■ Records about charts and figures ■
— begin —

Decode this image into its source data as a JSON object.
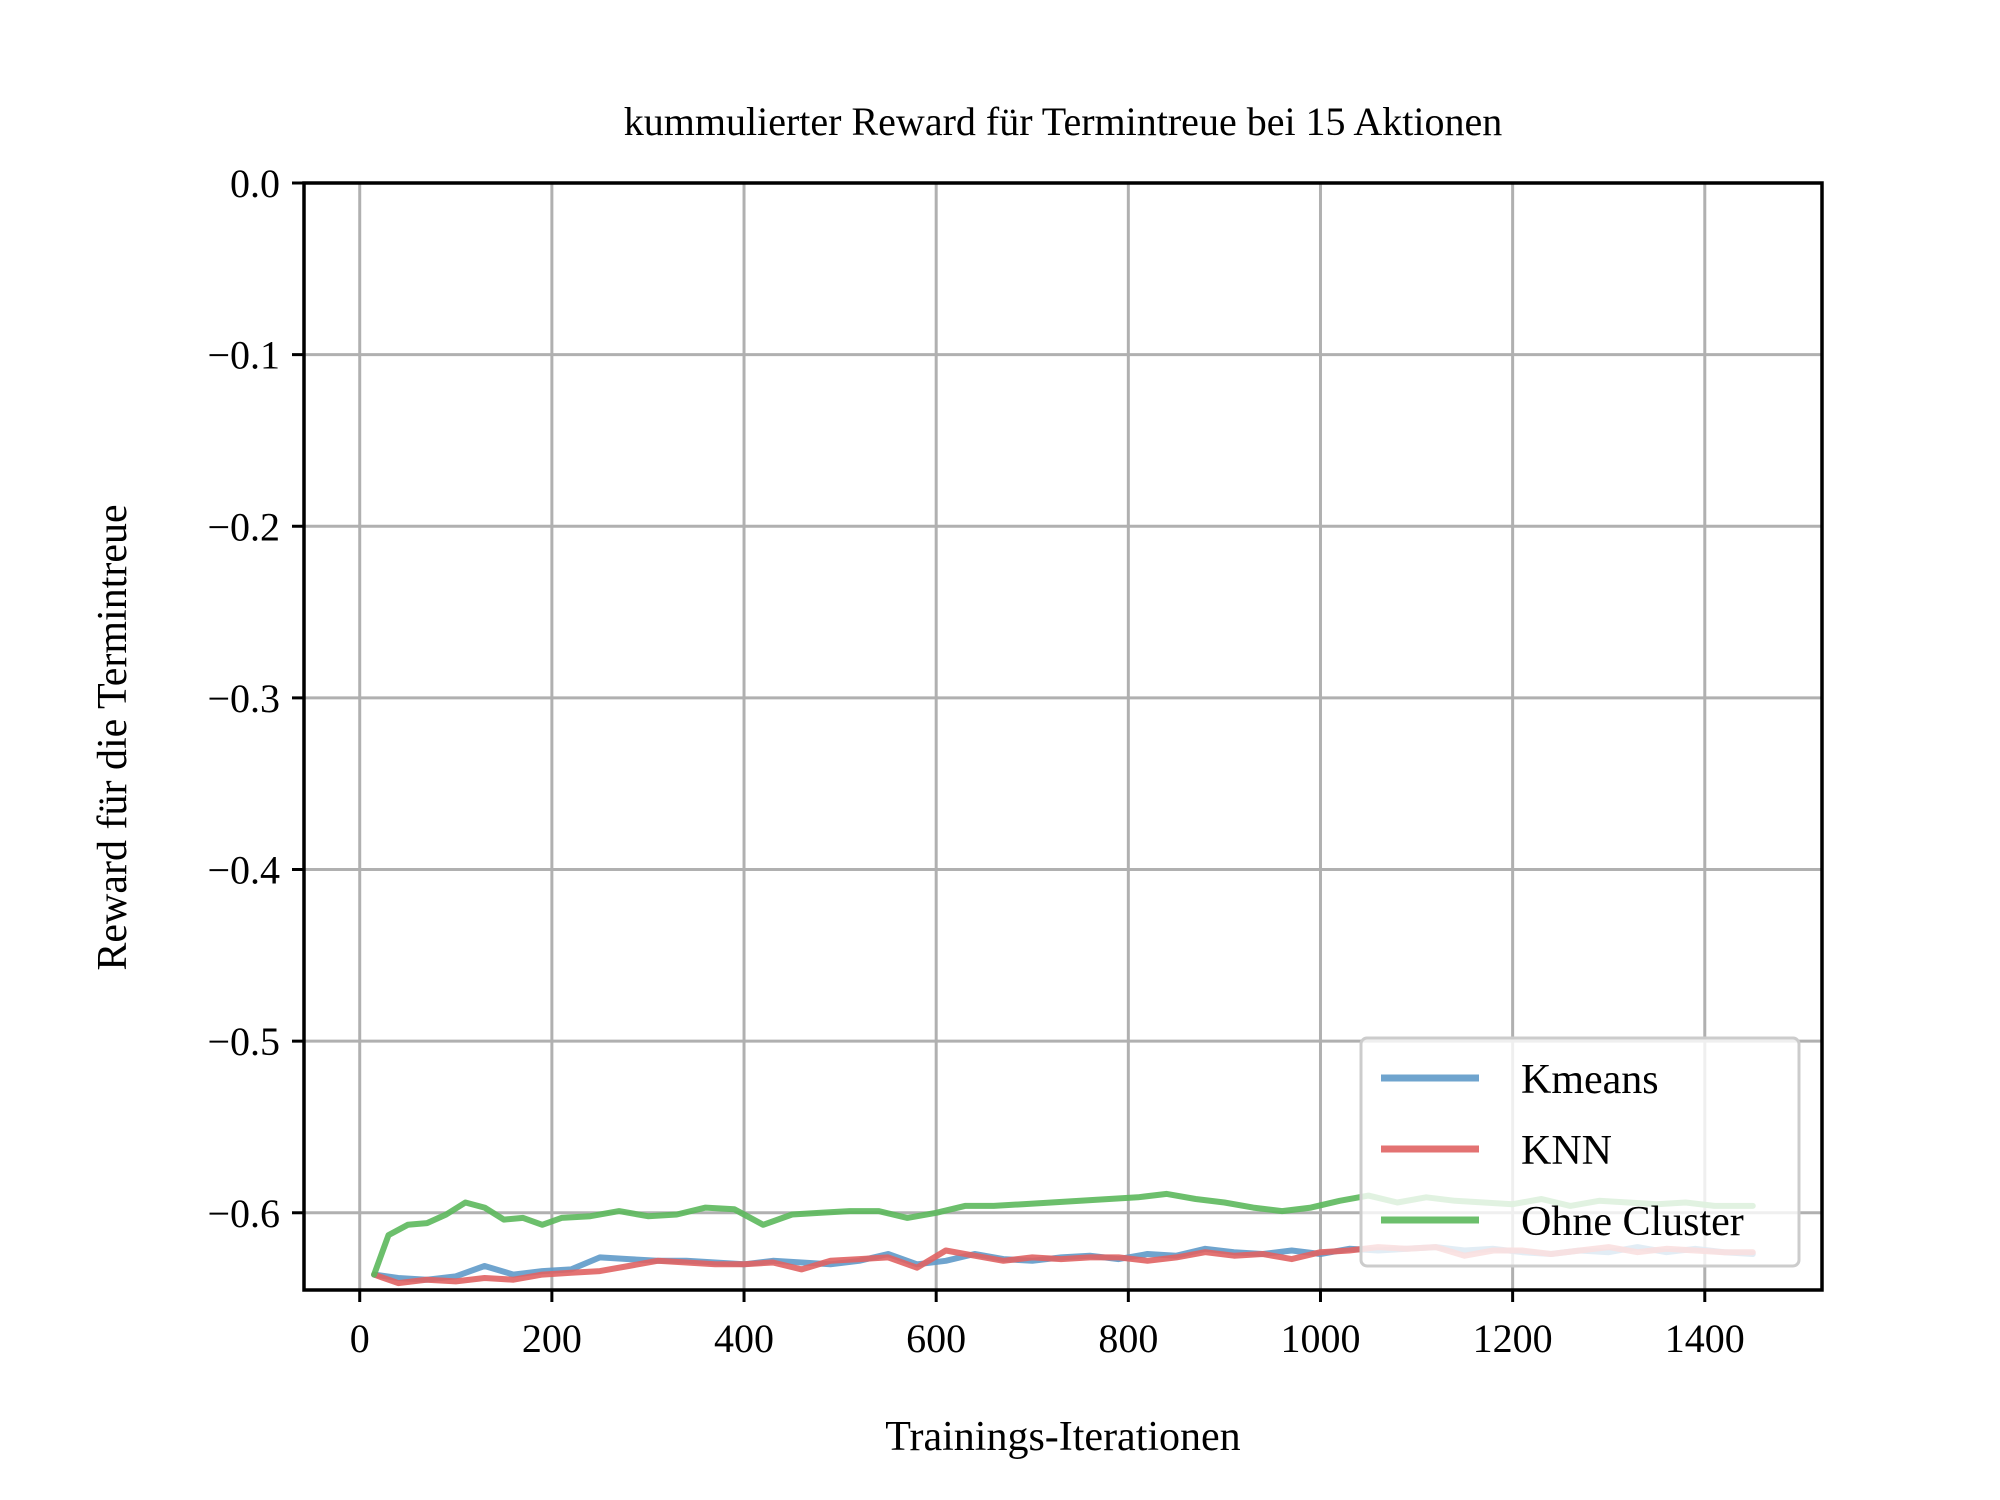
{
  "chart_data": {
    "type": "line",
    "title": "kummulierter Reward für Termintreue bei 15 Aktionen",
    "xlabel": "Trainings-Iterationen",
    "ylabel": "Reward für die Termintreue",
    "xlim": [
      -58,
      1522
    ],
    "ylim": [
      -0.645,
      0.0
    ],
    "xticks": [
      0,
      200,
      400,
      600,
      800,
      1000,
      1200,
      1400
    ],
    "yticks": [
      0.0,
      -0.1,
      -0.2,
      -0.3,
      -0.4,
      -0.5,
      -0.6
    ],
    "xtick_labels": [
      "0",
      "200",
      "400",
      "600",
      "800",
      "1000",
      "1200",
      "1400"
    ],
    "ytick_labels": [
      "0.0",
      "−0.1",
      "−0.2",
      "−0.3",
      "−0.4",
      "−0.5",
      "−0.6"
    ],
    "grid": true,
    "legend_position": "lower right",
    "series": [
      {
        "name": "Kmeans",
        "color": "#5f9ac9",
        "x": [
          15,
          40,
          70,
          100,
          130,
          160,
          190,
          220,
          250,
          280,
          310,
          340,
          370,
          400,
          430,
          460,
          490,
          520,
          550,
          580,
          610,
          640,
          670,
          700,
          730,
          760,
          790,
          820,
          850,
          880,
          910,
          940,
          970,
          1000,
          1030,
          1060,
          1090,
          1120,
          1150,
          1180,
          1210,
          1240,
          1270,
          1300,
          1330,
          1360,
          1390,
          1420,
          1450
        ],
        "y": [
          -0.636,
          -0.638,
          -0.639,
          -0.637,
          -0.631,
          -0.636,
          -0.634,
          -0.633,
          -0.626,
          -0.627,
          -0.628,
          -0.628,
          -0.629,
          -0.63,
          -0.628,
          -0.629,
          -0.63,
          -0.628,
          -0.624,
          -0.63,
          -0.628,
          -0.624,
          -0.627,
          -0.628,
          -0.626,
          -0.625,
          -0.627,
          -0.624,
          -0.625,
          -0.621,
          -0.623,
          -0.624,
          -0.622,
          -0.624,
          -0.621,
          -0.622,
          -0.621,
          -0.62,
          -0.622,
          -0.621,
          -0.623,
          -0.624,
          -0.622,
          -0.623,
          -0.62,
          -0.623,
          -0.621,
          -0.623,
          -0.624
        ]
      },
      {
        "name": "KNN",
        "color": "#e06363",
        "x": [
          15,
          40,
          70,
          100,
          130,
          160,
          190,
          220,
          250,
          280,
          310,
          340,
          370,
          400,
          430,
          460,
          490,
          520,
          550,
          580,
          610,
          640,
          670,
          700,
          730,
          760,
          790,
          820,
          850,
          880,
          910,
          940,
          970,
          1000,
          1030,
          1060,
          1090,
          1120,
          1150,
          1180,
          1210,
          1240,
          1270,
          1300,
          1330,
          1360,
          1390,
          1420,
          1450
        ],
        "y": [
          -0.636,
          -0.641,
          -0.639,
          -0.64,
          -0.638,
          -0.639,
          -0.636,
          -0.635,
          -0.634,
          -0.631,
          -0.628,
          -0.629,
          -0.63,
          -0.63,
          -0.629,
          -0.633,
          -0.628,
          -0.627,
          -0.626,
          -0.632,
          -0.622,
          -0.625,
          -0.628,
          -0.626,
          -0.627,
          -0.626,
          -0.626,
          -0.628,
          -0.626,
          -0.623,
          -0.625,
          -0.624,
          -0.627,
          -0.623,
          -0.622,
          -0.62,
          -0.621,
          -0.62,
          -0.625,
          -0.622,
          -0.622,
          -0.624,
          -0.622,
          -0.62,
          -0.623,
          -0.621,
          -0.622,
          -0.623,
          -0.623
        ]
      },
      {
        "name": "Ohne Cluster",
        "color": "#5cb85c",
        "x": [
          15,
          30,
          50,
          70,
          90,
          110,
          130,
          150,
          170,
          190,
          210,
          240,
          270,
          300,
          330,
          360,
          390,
          420,
          450,
          480,
          510,
          540,
          570,
          600,
          630,
          660,
          690,
          720,
          750,
          780,
          810,
          840,
          870,
          900,
          930,
          960,
          990,
          1020,
          1050,
          1080,
          1110,
          1140,
          1170,
          1200,
          1230,
          1260,
          1290,
          1320,
          1350,
          1380,
          1410,
          1450
        ],
        "y": [
          -0.636,
          -0.613,
          -0.607,
          -0.606,
          -0.601,
          -0.594,
          -0.597,
          -0.604,
          -0.603,
          -0.607,
          -0.603,
          -0.602,
          -0.599,
          -0.602,
          -0.601,
          -0.597,
          -0.598,
          -0.607,
          -0.601,
          -0.6,
          -0.599,
          -0.599,
          -0.603,
          -0.6,
          -0.596,
          -0.596,
          -0.595,
          -0.594,
          -0.593,
          -0.592,
          -0.591,
          -0.589,
          -0.592,
          -0.594,
          -0.597,
          -0.599,
          -0.597,
          -0.593,
          -0.59,
          -0.594,
          -0.591,
          -0.593,
          -0.594,
          -0.595,
          -0.592,
          -0.596,
          -0.593,
          -0.594,
          -0.595,
          -0.594,
          -0.596,
          -0.596
        ]
      }
    ]
  }
}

— end —

■ EXERCISE ■
Reproduce the listing word for word and omit its pictures.

■ COMPLETE RESPONSE ■
Decode this image into its source data as a JSON object.
{
  "chart_data": {
    "type": "line",
    "title": "kummulierter Reward für Termintreue bei 15 Aktionen",
    "xlabel": "Trainings-Iterationen",
    "ylabel": "Reward für die Termintreue",
    "xlim": [
      -58,
      1522
    ],
    "ylim": [
      -0.645,
      0.0
    ],
    "xticks": [
      0,
      200,
      400,
      600,
      800,
      1000,
      1200,
      1400
    ],
    "yticks": [
      0.0,
      -0.1,
      -0.2,
      -0.3,
      -0.4,
      -0.5,
      -0.6
    ],
    "xtick_labels": [
      "0",
      "200",
      "400",
      "600",
      "800",
      "1000",
      "1200",
      "1400"
    ],
    "ytick_labels": [
      "0.0",
      "−0.1",
      "−0.2",
      "−0.3",
      "−0.4",
      "−0.5",
      "−0.6"
    ],
    "grid": true,
    "legend_position": "lower right",
    "series": [
      {
        "name": "Kmeans",
        "color": "#5f9ac9",
        "x": [
          15,
          40,
          70,
          100,
          130,
          160,
          190,
          220,
          250,
          280,
          310,
          340,
          370,
          400,
          430,
          460,
          490,
          520,
          550,
          580,
          610,
          640,
          670,
          700,
          730,
          760,
          790,
          820,
          850,
          880,
          910,
          940,
          970,
          1000,
          1030,
          1060,
          1090,
          1120,
          1150,
          1180,
          1210,
          1240,
          1270,
          1300,
          1330,
          1360,
          1390,
          1420,
          1450
        ],
        "y": [
          -0.636,
          -0.638,
          -0.639,
          -0.637,
          -0.631,
          -0.636,
          -0.634,
          -0.633,
          -0.626,
          -0.627,
          -0.628,
          -0.628,
          -0.629,
          -0.63,
          -0.628,
          -0.629,
          -0.63,
          -0.628,
          -0.624,
          -0.63,
          -0.628,
          -0.624,
          -0.627,
          -0.628,
          -0.626,
          -0.625,
          -0.627,
          -0.624,
          -0.625,
          -0.621,
          -0.623,
          -0.624,
          -0.622,
          -0.624,
          -0.621,
          -0.622,
          -0.621,
          -0.62,
          -0.622,
          -0.621,
          -0.623,
          -0.624,
          -0.622,
          -0.623,
          -0.62,
          -0.623,
          -0.621,
          -0.623,
          -0.624
        ]
      },
      {
        "name": "KNN",
        "color": "#e06363",
        "x": [
          15,
          40,
          70,
          100,
          130,
          160,
          190,
          220,
          250,
          280,
          310,
          340,
          370,
          400,
          430,
          460,
          490,
          520,
          550,
          580,
          610,
          640,
          670,
          700,
          730,
          760,
          790,
          820,
          850,
          880,
          910,
          940,
          970,
          1000,
          1030,
          1060,
          1090,
          1120,
          1150,
          1180,
          1210,
          1240,
          1270,
          1300,
          1330,
          1360,
          1390,
          1420,
          1450
        ],
        "y": [
          -0.636,
          -0.641,
          -0.639,
          -0.64,
          -0.638,
          -0.639,
          -0.636,
          -0.635,
          -0.634,
          -0.631,
          -0.628,
          -0.629,
          -0.63,
          -0.63,
          -0.629,
          -0.633,
          -0.628,
          -0.627,
          -0.626,
          -0.632,
          -0.622,
          -0.625,
          -0.628,
          -0.626,
          -0.627,
          -0.626,
          -0.626,
          -0.628,
          -0.626,
          -0.623,
          -0.625,
          -0.624,
          -0.627,
          -0.623,
          -0.622,
          -0.62,
          -0.621,
          -0.62,
          -0.625,
          -0.622,
          -0.622,
          -0.624,
          -0.622,
          -0.62,
          -0.623,
          -0.621,
          -0.622,
          -0.623,
          -0.623
        ]
      },
      {
        "name": "Ohne Cluster",
        "color": "#5cb85c",
        "x": [
          15,
          30,
          50,
          70,
          90,
          110,
          130,
          150,
          170,
          190,
          210,
          240,
          270,
          300,
          330,
          360,
          390,
          420,
          450,
          480,
          510,
          540,
          570,
          600,
          630,
          660,
          690,
          720,
          750,
          780,
          810,
          840,
          870,
          900,
          930,
          960,
          990,
          1020,
          1050,
          1080,
          1110,
          1140,
          1170,
          1200,
          1230,
          1260,
          1290,
          1320,
          1350,
          1380,
          1410,
          1450
        ],
        "y": [
          -0.636,
          -0.613,
          -0.607,
          -0.606,
          -0.601,
          -0.594,
          -0.597,
          -0.604,
          -0.603,
          -0.607,
          -0.603,
          -0.602,
          -0.599,
          -0.602,
          -0.601,
          -0.597,
          -0.598,
          -0.607,
          -0.601,
          -0.6,
          -0.599,
          -0.599,
          -0.603,
          -0.6,
          -0.596,
          -0.596,
          -0.595,
          -0.594,
          -0.593,
          -0.592,
          -0.591,
          -0.589,
          -0.592,
          -0.594,
          -0.597,
          -0.599,
          -0.597,
          -0.593,
          -0.59,
          -0.594,
          -0.591,
          -0.593,
          -0.594,
          -0.595,
          -0.592,
          -0.596,
          -0.593,
          -0.594,
          -0.595,
          -0.594,
          -0.596,
          -0.596
        ]
      }
    ]
  }
}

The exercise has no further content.